Directions for this task
Your task is to repeat all of the material exactly.

======== Provided entries ========

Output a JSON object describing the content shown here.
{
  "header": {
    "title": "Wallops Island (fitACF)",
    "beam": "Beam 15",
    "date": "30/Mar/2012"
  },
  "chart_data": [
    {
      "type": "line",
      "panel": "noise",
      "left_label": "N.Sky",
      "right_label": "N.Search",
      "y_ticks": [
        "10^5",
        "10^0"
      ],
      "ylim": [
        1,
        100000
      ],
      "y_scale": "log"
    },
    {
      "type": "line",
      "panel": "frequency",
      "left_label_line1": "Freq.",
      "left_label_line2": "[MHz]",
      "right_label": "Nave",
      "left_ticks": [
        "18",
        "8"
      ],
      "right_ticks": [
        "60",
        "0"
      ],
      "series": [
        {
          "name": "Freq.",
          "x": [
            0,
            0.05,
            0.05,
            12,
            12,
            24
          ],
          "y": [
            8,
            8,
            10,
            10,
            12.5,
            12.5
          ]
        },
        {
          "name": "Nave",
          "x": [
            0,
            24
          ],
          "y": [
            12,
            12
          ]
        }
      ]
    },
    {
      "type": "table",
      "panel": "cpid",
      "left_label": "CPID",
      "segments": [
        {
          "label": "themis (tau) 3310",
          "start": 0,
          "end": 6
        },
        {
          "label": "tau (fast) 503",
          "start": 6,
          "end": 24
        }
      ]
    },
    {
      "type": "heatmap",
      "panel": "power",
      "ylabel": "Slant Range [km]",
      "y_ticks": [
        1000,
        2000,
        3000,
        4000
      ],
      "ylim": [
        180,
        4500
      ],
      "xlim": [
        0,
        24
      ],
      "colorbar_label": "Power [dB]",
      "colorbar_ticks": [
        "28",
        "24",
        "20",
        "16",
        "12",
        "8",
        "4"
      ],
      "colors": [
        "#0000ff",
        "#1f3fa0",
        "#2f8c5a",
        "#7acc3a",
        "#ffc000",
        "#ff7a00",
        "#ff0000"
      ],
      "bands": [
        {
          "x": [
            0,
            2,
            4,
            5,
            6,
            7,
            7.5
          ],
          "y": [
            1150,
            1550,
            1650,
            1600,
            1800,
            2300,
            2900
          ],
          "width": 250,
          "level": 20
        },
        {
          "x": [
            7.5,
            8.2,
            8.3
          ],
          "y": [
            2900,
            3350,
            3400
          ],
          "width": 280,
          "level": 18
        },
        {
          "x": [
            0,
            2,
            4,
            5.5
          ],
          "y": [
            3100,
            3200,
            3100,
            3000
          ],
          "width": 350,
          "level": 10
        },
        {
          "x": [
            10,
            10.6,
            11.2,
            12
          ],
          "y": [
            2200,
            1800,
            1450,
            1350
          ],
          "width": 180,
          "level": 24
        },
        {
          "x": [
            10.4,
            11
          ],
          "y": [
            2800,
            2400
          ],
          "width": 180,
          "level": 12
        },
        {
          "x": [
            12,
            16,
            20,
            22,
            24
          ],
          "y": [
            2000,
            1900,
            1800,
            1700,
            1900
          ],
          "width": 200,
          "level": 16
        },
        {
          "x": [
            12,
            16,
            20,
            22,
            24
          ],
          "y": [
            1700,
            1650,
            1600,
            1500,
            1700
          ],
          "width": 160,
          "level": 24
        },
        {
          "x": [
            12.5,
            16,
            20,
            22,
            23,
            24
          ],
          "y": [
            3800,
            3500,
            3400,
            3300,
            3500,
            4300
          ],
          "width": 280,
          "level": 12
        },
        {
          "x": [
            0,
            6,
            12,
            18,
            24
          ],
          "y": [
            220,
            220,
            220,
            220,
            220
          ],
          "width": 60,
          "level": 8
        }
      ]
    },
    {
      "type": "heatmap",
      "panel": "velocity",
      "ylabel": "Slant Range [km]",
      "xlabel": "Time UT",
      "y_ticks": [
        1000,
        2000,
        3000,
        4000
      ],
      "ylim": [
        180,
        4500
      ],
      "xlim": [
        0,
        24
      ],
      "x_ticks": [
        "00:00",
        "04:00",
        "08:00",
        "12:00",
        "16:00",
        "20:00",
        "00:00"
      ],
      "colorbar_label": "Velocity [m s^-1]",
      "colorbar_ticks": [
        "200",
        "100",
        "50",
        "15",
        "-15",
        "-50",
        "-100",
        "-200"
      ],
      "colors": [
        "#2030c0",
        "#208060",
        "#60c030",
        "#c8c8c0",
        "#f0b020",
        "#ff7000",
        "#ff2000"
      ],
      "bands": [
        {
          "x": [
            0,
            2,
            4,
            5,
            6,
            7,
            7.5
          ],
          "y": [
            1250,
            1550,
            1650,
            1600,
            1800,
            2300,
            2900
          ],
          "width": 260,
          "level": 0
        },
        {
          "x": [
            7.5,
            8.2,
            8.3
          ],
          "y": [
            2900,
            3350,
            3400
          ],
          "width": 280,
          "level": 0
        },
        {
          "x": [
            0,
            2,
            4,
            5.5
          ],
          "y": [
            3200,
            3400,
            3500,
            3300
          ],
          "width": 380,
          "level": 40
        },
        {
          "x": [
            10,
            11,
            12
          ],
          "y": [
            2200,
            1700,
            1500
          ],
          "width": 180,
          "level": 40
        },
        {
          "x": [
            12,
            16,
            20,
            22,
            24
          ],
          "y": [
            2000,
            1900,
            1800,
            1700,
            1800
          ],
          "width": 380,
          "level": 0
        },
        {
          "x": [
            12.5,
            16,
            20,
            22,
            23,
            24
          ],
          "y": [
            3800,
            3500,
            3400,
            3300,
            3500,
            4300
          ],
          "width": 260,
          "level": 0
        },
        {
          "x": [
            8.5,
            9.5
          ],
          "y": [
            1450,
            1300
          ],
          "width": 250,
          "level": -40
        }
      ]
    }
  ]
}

========

Exercise output
Output a JSON object describing the content shown here.
{
  "header": {
    "title": "Wallops Island (fitACF)",
    "beam": "Beam 15",
    "date": "30/Mar/2012"
  },
  "chart_data": [
    {
      "type": "line",
      "panel": "noise",
      "left_label": "N.Sky",
      "right_label": "N.Search",
      "y_ticks": [
        "10^5",
        "10^0"
      ],
      "ylim": [
        1,
        100000
      ],
      "y_scale": "log"
    },
    {
      "type": "line",
      "panel": "frequency",
      "left_label_line1": "Freq.",
      "left_label_line2": "[MHz]",
      "right_label": "Nave",
      "left_ticks": [
        "18",
        "8"
      ],
      "right_ticks": [
        "60",
        "0"
      ],
      "series": [
        {
          "name": "Freq.",
          "x": [
            0,
            0.05,
            0.05,
            12,
            12,
            24
          ],
          "y": [
            8,
            8,
            10,
            10,
            12.5,
            12.5
          ]
        },
        {
          "name": "Nave",
          "x": [
            0,
            24
          ],
          "y": [
            12,
            12
          ]
        }
      ]
    },
    {
      "type": "table",
      "panel": "cpid",
      "left_label": "CPID",
      "segments": [
        {
          "label": "themis (tau) 3310",
          "start": 0,
          "end": 6
        },
        {
          "label": "tau (fast) 503",
          "start": 6,
          "end": 24
        }
      ]
    },
    {
      "type": "heatmap",
      "panel": "power",
      "ylabel": "Slant Range [km]",
      "y_ticks": [
        1000,
        2000,
        3000,
        4000
      ],
      "ylim": [
        180,
        4500
      ],
      "xlim": [
        0,
        24
      ],
      "colorbar_label": "Power [dB]",
      "colorbar_ticks": [
        "28",
        "24",
        "20",
        "16",
        "12",
        "8",
        "4"
      ],
      "colors": [
        "#0000ff",
        "#1f3fa0",
        "#2f8c5a",
        "#7acc3a",
        "#ffc000",
        "#ff7a00",
        "#ff0000"
      ],
      "bands": [
        {
          "x": [
            0,
            2,
            4,
            5,
            6,
            7,
            7.5
          ],
          "y": [
            1150,
            1550,
            1650,
            1600,
            1800,
            2300,
            2900
          ],
          "width": 250,
          "level": 20
        },
        {
          "x": [
            7.5,
            8.2,
            8.3
          ],
          "y": [
            2900,
            3350,
            3400
          ],
          "width": 280,
          "level": 18
        },
        {
          "x": [
            0,
            2,
            4,
            5.5
          ],
          "y": [
            3100,
            3200,
            3100,
            3000
          ],
          "width": 350,
          "level": 10
        },
        {
          "x": [
            10,
            10.6,
            11.2,
            12
          ],
          "y": [
            2200,
            1800,
            1450,
            1350
          ],
          "width": 180,
          "level": 24
        },
        {
          "x": [
            10.4,
            11
          ],
          "y": [
            2800,
            2400
          ],
          "width": 180,
          "level": 12
        },
        {
          "x": [
            12,
            16,
            20,
            22,
            24
          ],
          "y": [
            2000,
            1900,
            1800,
            1700,
            1900
          ],
          "width": 200,
          "level": 16
        },
        {
          "x": [
            12,
            16,
            20,
            22,
            24
          ],
          "y": [
            1700,
            1650,
            1600,
            1500,
            1700
          ],
          "width": 160,
          "level": 24
        },
        {
          "x": [
            12.5,
            16,
            20,
            22,
            23,
            24
          ],
          "y": [
            3800,
            3500,
            3400,
            3300,
            3500,
            4300
          ],
          "width": 280,
          "level": 12
        },
        {
          "x": [
            0,
            6,
            12,
            18,
            24
          ],
          "y": [
            220,
            220,
            220,
            220,
            220
          ],
          "width": 60,
          "level": 8
        }
      ]
    },
    {
      "type": "heatmap",
      "panel": "velocity",
      "ylabel": "Slant Range [km]",
      "xlabel": "Time UT",
      "y_ticks": [
        1000,
        2000,
        3000,
        4000
      ],
      "ylim": [
        180,
        4500
      ],
      "xlim": [
        0,
        24
      ],
      "x_ticks": [
        "00:00",
        "04:00",
        "08:00",
        "12:00",
        "16:00",
        "20:00",
        "00:00"
      ],
      "colorbar_label": "Velocity [m s^-1]",
      "colorbar_ticks": [
        "200",
        "100",
        "50",
        "15",
        "-15",
        "-50",
        "-100",
        "-200"
      ],
      "colors": [
        "#2030c0",
        "#208060",
        "#60c030",
        "#c8c8c0",
        "#f0b020",
        "#ff7000",
        "#ff2000"
      ],
      "bands": [
        {
          "x": [
            0,
            2,
            4,
            5,
            6,
            7,
            7.5
          ],
          "y": [
            1250,
            1550,
            1650,
            1600,
            1800,
            2300,
            2900
          ],
          "width": 260,
          "level": 0
        },
        {
          "x": [
            7.5,
            8.2,
            8.3
          ],
          "y": [
            2900,
            3350,
            3400
          ],
          "width": 280,
          "level": 0
        },
        {
          "x": [
            0,
            2,
            4,
            5.5
          ],
          "y": [
            3200,
            3400,
            3500,
            3300
          ],
          "width": 380,
          "level": 40
        },
        {
          "x": [
            10,
            11,
            12
          ],
          "y": [
            2200,
            1700,
            1500
          ],
          "width": 180,
          "level": 40
        },
        {
          "x": [
            12,
            16,
            20,
            22,
            24
          ],
          "y": [
            2000,
            1900,
            1800,
            1700,
            1800
          ],
          "width": 380,
          "level": 0
        },
        {
          "x": [
            12.5,
            16,
            20,
            22,
            23,
            24
          ],
          "y": [
            3800,
            3500,
            3400,
            3300,
            3500,
            4300
          ],
          "width": 260,
          "level": 0
        },
        {
          "x": [
            8.5,
            9.5
          ],
          "y": [
            1450,
            1300
          ],
          "width": 250,
          "level": -40
        }
      ]
    }
  ]
}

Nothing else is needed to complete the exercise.